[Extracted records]

● ● ● ● ●

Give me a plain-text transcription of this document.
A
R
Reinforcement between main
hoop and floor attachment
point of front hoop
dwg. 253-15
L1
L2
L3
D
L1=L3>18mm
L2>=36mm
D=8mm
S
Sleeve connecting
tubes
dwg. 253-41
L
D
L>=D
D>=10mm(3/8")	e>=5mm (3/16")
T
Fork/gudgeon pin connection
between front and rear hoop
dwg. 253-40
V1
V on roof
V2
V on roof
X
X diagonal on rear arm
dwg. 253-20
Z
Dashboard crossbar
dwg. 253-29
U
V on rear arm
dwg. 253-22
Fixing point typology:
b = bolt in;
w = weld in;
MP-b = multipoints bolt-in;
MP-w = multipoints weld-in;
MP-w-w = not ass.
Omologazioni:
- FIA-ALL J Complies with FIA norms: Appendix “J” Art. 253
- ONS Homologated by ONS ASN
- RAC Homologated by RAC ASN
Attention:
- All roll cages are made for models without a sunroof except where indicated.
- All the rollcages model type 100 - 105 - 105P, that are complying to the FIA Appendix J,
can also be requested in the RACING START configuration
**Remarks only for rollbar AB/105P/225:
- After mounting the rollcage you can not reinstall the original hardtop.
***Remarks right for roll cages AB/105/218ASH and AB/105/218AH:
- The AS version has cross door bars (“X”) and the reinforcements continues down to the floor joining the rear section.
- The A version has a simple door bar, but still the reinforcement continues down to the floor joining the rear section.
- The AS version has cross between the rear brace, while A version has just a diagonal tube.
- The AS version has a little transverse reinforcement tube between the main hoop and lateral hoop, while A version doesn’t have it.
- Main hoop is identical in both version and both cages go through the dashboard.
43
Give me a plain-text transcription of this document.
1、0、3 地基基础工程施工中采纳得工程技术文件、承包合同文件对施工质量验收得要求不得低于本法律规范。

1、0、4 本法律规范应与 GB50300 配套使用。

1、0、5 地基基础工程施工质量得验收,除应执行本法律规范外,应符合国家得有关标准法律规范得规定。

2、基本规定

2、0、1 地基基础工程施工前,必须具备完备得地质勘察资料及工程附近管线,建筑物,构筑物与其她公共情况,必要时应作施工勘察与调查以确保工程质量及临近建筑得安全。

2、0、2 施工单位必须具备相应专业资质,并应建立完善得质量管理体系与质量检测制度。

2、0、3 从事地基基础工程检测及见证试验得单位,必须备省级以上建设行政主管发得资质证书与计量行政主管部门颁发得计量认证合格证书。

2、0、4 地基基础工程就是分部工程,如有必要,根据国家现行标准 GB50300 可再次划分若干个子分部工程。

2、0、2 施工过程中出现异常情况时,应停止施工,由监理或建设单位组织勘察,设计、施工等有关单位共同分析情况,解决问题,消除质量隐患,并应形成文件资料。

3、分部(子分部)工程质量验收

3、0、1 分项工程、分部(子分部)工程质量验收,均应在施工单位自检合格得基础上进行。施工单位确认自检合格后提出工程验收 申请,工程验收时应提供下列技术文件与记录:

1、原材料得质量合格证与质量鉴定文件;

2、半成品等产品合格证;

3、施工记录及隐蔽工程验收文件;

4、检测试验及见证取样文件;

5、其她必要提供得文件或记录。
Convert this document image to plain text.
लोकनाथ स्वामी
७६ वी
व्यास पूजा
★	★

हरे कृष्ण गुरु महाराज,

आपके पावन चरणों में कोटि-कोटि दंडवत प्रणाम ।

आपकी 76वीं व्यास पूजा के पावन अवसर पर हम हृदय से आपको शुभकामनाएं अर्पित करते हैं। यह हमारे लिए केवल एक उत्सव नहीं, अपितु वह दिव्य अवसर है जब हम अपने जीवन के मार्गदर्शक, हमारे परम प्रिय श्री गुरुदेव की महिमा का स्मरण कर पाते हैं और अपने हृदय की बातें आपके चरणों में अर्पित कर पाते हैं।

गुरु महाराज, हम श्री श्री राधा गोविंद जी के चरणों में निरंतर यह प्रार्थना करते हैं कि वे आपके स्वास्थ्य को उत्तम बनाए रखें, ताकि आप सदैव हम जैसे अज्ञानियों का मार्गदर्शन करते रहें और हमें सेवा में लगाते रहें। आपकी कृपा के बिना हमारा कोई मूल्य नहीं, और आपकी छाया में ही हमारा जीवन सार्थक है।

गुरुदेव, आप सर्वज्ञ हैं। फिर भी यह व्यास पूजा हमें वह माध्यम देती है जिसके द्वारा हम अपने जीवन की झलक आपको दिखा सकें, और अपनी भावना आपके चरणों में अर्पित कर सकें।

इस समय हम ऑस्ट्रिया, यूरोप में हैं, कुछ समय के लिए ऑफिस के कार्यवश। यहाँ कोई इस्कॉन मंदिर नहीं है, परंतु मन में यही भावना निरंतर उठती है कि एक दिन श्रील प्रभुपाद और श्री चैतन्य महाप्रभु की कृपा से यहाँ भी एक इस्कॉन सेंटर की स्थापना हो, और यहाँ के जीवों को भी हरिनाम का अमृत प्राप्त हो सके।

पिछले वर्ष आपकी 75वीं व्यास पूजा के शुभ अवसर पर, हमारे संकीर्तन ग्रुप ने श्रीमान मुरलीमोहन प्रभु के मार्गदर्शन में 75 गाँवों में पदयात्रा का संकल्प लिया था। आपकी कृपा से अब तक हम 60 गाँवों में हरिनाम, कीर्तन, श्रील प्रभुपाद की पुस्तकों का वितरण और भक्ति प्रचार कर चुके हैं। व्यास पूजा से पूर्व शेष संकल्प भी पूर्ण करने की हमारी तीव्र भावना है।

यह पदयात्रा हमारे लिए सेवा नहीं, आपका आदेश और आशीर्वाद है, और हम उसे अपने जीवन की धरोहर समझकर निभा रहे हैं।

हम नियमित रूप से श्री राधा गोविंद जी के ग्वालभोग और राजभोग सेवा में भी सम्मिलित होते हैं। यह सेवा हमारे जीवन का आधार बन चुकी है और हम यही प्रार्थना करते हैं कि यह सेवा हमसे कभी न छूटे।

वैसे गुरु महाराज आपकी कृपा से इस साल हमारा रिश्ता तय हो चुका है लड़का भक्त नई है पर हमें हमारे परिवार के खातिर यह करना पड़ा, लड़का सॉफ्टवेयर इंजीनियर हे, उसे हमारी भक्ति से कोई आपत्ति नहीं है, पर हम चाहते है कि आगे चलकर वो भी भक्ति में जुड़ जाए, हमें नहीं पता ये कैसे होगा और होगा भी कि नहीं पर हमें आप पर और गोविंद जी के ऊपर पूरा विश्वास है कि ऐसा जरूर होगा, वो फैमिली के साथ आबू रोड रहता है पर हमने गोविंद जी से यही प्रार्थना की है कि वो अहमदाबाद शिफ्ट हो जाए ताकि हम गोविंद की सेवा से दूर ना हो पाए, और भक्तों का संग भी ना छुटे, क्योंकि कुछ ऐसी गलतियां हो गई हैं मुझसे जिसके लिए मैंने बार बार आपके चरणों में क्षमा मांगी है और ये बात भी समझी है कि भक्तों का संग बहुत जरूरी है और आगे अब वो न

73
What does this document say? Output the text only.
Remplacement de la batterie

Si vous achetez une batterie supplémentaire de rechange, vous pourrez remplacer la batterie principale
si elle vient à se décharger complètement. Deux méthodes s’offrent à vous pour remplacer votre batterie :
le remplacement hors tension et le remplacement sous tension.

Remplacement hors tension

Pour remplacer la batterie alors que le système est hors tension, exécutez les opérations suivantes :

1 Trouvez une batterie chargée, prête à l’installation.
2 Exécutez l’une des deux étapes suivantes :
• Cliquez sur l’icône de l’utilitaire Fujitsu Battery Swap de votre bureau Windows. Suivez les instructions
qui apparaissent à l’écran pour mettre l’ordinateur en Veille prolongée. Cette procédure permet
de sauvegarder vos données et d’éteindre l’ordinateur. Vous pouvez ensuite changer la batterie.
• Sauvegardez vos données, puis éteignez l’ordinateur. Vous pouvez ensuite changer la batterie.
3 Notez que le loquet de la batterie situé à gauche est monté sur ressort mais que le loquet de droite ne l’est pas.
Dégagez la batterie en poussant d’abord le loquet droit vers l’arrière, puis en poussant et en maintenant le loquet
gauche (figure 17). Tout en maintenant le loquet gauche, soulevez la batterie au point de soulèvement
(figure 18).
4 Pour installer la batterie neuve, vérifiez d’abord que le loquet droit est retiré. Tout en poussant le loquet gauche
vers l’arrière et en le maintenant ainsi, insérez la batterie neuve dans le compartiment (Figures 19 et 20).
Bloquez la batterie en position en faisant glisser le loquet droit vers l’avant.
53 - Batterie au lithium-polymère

● ● ● ● ●

AIM OF THE EXERCISE:
From the records above, pick out and copy each line holding the word "joining".

EXPECTED ANSWER:
- The AS version has cross door bars (“X”) and the reinforcements continues down to the floor joining the rear section.
- The A version has a simple door bar, but still the reinforcement continues down to the floor joining the rear section.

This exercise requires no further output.